From the records, pick out and copy each line containing "дитина".

[Collection entries]
** Start **

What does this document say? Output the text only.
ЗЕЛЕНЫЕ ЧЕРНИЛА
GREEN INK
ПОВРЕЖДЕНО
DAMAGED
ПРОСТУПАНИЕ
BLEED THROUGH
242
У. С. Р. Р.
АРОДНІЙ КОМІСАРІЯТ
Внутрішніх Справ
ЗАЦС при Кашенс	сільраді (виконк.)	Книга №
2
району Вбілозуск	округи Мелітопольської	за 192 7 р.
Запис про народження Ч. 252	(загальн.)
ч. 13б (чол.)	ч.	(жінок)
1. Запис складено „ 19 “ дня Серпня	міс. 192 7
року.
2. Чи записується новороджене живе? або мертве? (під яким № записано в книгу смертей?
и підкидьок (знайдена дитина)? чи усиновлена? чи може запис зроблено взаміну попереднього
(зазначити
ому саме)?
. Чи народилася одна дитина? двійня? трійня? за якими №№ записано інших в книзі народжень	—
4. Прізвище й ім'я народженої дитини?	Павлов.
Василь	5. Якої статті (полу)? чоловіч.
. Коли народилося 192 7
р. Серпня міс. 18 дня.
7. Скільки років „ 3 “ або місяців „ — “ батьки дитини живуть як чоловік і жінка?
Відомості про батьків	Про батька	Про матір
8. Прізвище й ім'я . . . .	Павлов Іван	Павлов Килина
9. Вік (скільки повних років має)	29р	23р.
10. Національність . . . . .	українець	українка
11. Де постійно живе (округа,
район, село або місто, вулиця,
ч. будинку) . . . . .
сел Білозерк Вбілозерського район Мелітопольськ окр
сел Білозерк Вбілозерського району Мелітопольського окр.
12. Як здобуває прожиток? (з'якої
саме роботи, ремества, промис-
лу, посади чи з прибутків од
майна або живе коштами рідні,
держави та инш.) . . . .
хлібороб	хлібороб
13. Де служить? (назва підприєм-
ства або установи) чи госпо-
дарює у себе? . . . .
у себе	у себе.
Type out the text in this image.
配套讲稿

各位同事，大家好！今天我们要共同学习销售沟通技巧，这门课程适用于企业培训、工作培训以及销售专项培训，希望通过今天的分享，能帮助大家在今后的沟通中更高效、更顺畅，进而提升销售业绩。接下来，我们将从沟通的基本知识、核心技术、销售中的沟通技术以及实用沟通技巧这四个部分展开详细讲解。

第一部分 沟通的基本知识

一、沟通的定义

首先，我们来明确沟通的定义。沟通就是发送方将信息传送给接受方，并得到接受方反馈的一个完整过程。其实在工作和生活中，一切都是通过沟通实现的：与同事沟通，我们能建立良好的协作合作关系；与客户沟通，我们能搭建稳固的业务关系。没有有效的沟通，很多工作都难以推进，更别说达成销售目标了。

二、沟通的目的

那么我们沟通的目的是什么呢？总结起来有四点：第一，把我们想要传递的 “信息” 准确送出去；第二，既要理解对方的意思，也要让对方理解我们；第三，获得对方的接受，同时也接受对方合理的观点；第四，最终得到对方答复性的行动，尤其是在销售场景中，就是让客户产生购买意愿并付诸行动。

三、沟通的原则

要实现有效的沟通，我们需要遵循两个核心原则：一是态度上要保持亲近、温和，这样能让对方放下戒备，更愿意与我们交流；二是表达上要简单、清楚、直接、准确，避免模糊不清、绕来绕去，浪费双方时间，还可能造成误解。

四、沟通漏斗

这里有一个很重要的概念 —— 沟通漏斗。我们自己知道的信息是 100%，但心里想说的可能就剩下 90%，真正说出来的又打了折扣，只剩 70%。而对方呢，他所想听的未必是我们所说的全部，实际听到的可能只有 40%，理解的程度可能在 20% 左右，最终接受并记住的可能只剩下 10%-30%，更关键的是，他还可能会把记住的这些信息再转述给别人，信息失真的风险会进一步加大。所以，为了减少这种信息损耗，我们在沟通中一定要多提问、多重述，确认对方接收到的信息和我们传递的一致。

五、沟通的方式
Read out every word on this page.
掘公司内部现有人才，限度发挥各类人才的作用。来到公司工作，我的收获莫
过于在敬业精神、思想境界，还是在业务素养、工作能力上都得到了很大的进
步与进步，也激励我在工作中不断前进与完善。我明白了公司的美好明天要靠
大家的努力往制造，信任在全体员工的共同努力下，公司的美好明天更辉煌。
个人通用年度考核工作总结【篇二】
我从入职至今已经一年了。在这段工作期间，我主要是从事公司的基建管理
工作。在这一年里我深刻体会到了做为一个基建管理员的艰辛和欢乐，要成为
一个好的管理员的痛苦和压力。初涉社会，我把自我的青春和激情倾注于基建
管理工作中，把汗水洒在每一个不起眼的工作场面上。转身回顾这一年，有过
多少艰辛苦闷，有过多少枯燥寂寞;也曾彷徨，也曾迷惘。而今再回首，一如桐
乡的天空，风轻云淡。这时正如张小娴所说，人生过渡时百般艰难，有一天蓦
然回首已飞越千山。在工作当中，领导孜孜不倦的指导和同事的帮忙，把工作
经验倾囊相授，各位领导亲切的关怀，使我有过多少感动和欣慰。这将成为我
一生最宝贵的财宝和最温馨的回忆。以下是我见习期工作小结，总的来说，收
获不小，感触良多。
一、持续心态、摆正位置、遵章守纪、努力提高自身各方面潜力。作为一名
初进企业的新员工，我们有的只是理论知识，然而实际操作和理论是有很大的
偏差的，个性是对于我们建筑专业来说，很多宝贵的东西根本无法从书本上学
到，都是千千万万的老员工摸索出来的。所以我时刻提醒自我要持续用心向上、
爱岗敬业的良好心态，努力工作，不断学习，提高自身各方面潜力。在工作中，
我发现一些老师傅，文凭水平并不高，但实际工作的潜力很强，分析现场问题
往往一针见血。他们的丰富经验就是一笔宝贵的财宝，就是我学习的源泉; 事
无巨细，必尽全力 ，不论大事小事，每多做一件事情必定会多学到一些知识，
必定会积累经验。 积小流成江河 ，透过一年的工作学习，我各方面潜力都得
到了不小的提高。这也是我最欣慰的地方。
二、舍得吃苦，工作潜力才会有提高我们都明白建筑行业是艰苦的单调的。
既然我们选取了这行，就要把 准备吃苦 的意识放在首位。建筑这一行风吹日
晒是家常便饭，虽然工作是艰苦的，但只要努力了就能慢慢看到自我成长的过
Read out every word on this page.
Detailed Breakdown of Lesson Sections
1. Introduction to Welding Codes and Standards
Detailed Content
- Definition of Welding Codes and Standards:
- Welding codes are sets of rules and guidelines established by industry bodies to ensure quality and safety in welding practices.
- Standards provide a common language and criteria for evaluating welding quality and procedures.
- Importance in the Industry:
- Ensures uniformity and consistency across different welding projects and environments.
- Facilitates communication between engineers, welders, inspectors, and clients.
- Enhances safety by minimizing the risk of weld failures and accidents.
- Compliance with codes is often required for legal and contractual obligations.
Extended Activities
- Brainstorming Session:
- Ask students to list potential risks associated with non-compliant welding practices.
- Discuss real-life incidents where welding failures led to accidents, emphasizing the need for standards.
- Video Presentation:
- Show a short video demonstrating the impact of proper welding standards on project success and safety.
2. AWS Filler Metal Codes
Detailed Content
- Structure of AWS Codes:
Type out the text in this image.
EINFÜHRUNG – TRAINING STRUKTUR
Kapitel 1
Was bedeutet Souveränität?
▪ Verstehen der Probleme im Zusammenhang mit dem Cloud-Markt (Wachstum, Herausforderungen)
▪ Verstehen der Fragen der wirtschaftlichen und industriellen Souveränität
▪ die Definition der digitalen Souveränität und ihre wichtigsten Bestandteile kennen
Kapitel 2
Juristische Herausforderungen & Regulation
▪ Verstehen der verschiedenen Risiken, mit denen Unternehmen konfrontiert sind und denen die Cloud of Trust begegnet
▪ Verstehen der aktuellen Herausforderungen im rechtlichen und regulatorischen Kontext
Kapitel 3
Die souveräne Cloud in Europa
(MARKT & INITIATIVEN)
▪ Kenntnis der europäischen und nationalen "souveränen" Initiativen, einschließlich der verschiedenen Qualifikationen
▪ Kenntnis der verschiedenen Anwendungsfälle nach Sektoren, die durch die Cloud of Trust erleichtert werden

** End **

TASK ANSWER:
и підкидьок (знайдена дитина)? чи усиновлена? чи може запис зроблено взаміну попереднього
. Чи народилася одна дитина? двійня? трійня? за якими №№ записано інших в книзі народжень	—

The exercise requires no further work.